**Material for this exercise:**
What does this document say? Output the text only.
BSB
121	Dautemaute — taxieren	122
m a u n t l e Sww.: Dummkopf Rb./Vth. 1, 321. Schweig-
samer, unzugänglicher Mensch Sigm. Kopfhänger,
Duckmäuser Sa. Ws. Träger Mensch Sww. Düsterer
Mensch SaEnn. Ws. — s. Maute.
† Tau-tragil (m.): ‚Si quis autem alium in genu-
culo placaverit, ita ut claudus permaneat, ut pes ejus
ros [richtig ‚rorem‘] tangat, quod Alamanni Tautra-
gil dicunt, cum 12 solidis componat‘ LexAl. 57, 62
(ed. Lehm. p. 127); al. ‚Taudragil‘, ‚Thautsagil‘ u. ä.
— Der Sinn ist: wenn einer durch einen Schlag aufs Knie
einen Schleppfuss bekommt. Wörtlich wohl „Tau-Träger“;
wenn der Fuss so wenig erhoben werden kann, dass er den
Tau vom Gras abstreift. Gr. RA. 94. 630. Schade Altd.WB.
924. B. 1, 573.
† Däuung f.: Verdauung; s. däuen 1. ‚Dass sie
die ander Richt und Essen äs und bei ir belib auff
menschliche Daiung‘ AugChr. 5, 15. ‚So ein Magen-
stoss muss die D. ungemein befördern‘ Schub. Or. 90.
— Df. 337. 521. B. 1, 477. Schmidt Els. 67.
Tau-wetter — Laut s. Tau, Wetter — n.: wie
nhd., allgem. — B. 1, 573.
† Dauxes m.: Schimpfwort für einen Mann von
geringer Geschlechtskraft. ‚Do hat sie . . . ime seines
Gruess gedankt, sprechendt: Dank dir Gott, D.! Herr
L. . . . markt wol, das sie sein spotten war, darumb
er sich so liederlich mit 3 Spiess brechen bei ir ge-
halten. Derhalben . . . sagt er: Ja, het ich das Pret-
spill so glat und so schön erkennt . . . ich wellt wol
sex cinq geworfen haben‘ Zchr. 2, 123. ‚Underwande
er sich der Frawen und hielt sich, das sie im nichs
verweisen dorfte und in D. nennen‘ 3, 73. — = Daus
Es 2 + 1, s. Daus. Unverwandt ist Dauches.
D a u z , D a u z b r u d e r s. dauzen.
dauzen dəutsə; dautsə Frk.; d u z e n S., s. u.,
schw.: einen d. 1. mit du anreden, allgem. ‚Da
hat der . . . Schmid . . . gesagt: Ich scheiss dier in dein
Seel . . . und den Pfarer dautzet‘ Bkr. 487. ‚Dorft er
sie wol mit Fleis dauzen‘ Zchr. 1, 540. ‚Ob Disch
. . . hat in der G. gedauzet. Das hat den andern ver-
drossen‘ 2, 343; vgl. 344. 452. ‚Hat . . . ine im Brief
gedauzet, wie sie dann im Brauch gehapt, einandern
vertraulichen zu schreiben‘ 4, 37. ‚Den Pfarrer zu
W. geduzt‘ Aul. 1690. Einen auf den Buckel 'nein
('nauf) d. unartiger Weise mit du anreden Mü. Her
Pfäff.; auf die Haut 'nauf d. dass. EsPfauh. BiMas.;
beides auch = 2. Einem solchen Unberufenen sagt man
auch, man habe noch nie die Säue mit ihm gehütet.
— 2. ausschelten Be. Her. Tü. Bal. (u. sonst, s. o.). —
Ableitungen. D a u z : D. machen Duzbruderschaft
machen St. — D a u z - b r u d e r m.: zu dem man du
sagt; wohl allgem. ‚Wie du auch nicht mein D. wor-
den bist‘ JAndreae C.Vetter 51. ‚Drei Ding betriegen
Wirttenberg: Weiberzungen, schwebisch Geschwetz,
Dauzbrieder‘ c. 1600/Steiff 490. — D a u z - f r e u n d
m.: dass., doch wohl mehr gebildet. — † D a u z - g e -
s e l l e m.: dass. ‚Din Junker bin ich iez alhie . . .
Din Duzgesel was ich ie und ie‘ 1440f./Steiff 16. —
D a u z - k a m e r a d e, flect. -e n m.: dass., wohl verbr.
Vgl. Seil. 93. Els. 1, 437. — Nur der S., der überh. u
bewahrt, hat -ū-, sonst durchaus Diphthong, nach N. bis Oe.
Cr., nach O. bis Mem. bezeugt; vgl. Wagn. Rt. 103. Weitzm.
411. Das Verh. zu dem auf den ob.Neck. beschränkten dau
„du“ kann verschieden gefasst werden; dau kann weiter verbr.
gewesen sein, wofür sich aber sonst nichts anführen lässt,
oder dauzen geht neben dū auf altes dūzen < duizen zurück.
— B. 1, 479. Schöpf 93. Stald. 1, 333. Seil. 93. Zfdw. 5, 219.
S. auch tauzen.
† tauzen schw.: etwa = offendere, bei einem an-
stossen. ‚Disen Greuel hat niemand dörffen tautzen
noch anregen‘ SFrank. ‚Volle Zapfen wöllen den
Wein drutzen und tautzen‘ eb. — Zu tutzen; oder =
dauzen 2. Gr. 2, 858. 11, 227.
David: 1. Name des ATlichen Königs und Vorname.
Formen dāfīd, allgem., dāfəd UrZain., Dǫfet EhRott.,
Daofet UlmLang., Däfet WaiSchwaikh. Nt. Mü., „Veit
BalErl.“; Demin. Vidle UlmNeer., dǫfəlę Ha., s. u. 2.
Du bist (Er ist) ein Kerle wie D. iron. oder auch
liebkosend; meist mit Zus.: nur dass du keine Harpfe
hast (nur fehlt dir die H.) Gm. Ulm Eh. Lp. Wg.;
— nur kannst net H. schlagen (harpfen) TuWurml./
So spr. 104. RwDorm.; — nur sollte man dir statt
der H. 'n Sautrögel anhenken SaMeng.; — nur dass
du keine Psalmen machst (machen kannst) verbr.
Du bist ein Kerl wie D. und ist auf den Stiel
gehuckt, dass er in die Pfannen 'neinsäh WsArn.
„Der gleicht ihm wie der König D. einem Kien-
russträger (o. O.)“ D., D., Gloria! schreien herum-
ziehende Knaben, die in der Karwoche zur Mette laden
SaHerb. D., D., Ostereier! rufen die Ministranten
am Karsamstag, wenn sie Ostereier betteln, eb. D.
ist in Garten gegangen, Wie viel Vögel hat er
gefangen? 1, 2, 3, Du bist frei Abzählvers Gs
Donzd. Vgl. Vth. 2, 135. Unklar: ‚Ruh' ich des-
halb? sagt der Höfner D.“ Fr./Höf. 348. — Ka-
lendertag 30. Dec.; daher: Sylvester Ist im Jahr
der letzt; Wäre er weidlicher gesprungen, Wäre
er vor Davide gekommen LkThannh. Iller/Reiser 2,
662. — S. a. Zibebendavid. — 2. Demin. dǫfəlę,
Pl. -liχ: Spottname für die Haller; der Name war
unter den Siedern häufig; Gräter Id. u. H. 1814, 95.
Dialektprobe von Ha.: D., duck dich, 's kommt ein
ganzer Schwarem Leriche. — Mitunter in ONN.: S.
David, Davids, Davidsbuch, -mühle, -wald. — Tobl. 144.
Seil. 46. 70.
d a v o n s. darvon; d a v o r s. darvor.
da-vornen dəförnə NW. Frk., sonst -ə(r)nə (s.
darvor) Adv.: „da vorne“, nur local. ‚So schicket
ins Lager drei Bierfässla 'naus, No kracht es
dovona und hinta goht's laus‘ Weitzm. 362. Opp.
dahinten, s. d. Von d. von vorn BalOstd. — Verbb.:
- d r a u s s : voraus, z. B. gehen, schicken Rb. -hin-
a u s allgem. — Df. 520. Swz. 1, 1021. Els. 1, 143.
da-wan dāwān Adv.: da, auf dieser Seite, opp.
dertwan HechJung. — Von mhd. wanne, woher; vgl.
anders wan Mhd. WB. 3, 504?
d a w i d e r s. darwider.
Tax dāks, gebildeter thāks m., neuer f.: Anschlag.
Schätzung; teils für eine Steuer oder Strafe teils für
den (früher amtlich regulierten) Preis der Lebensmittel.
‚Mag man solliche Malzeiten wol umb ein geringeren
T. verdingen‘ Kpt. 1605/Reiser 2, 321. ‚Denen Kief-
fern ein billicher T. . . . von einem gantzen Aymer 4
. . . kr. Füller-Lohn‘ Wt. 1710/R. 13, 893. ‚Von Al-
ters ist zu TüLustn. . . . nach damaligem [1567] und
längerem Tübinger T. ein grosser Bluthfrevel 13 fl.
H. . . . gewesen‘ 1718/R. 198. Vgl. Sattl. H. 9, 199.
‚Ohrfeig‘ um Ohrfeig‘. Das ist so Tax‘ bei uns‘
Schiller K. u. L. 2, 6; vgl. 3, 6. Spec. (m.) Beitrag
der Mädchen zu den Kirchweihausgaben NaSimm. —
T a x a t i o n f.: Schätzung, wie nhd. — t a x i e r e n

**Task prompt:** Looking at the records above, say how many lines hold the string "Reiser". Write nothing but the number.

**The completed task:** 2